── Dataset records ──

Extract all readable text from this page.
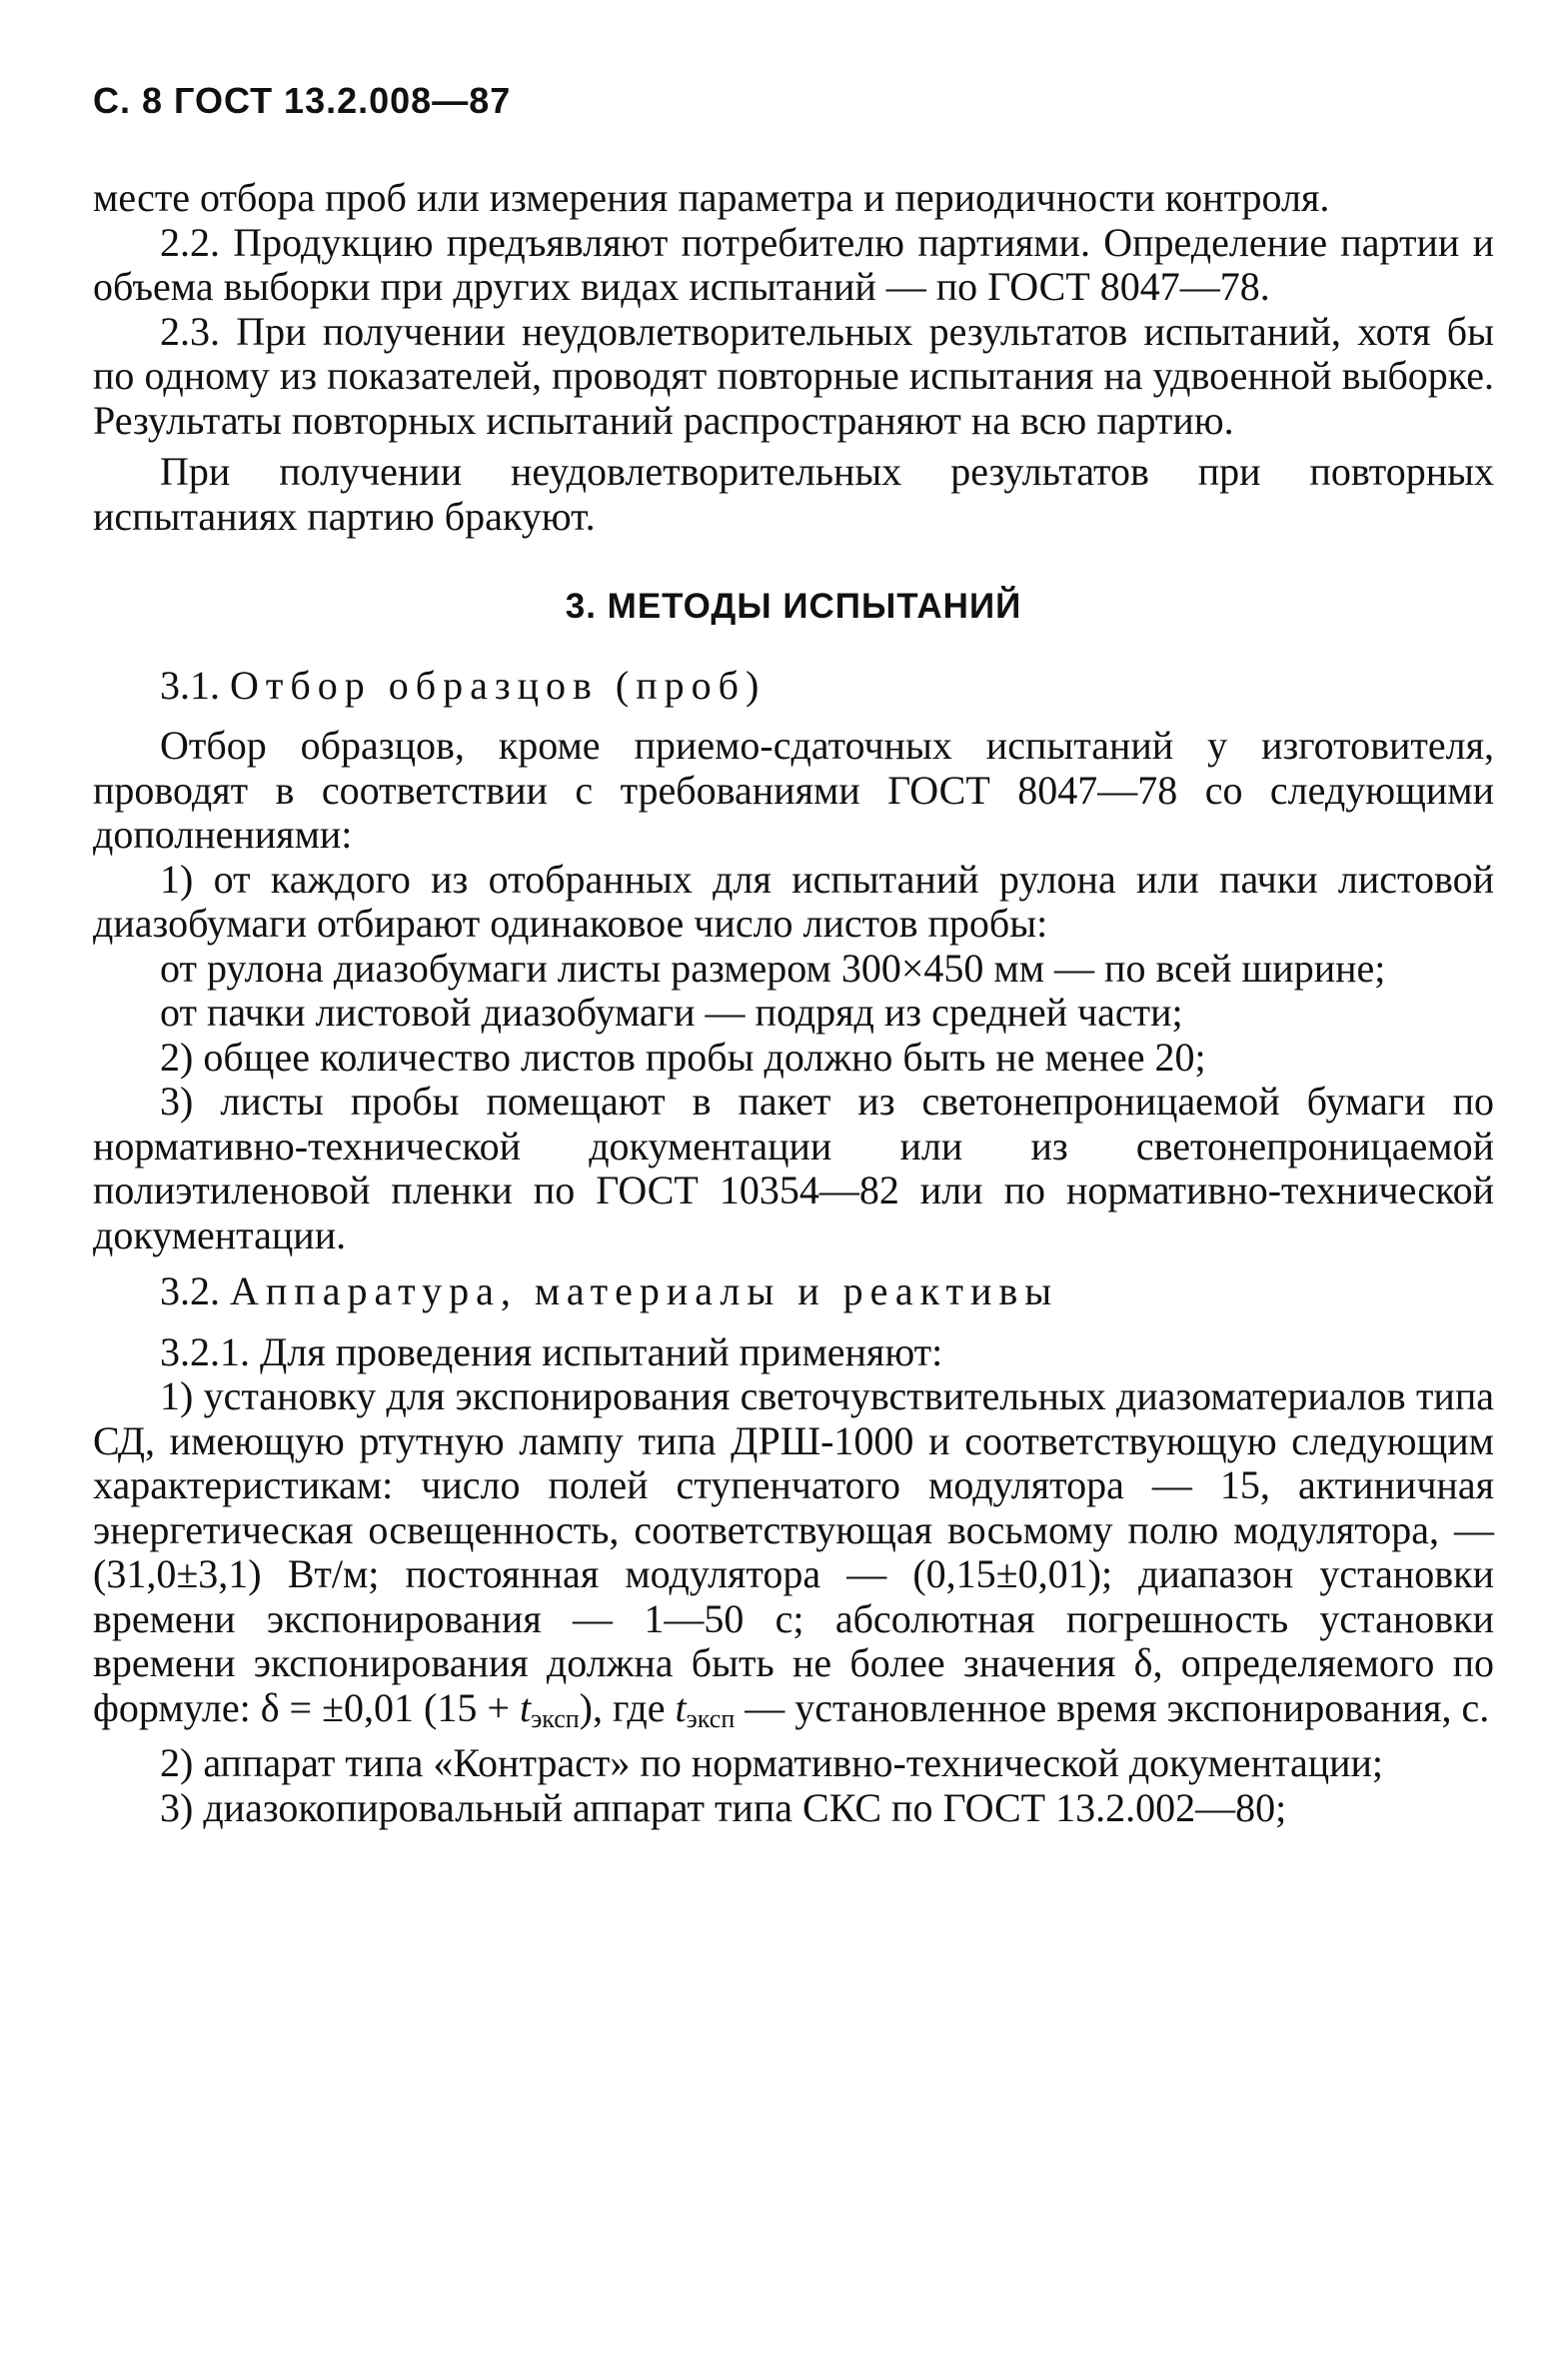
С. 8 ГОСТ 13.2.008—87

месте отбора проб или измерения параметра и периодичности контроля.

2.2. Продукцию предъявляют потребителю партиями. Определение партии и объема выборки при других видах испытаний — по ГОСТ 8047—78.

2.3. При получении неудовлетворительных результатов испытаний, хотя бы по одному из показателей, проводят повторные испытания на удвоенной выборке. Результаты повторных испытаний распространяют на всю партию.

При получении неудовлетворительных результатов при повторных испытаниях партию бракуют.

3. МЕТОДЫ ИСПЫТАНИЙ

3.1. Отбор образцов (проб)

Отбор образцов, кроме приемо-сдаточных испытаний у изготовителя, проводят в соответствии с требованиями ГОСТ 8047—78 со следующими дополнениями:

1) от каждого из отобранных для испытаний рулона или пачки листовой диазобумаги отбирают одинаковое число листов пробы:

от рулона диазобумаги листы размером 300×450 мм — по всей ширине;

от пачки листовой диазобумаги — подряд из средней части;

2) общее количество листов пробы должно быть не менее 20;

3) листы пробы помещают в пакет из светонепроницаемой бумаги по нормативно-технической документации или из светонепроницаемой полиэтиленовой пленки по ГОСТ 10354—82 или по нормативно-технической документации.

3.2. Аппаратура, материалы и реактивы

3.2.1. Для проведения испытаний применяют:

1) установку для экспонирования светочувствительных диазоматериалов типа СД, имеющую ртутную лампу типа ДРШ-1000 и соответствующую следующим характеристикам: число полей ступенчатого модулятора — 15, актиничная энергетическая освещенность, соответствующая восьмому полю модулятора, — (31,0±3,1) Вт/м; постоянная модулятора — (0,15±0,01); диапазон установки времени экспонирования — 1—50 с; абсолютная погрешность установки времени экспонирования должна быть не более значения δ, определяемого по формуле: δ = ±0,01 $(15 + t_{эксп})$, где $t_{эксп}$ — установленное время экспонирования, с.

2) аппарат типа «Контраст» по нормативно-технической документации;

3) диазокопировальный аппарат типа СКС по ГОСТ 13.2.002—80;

───

▶ Your objective
Across the data, tally the lines containing "нормативно" and give back the number alone.

▶ Correct answer
2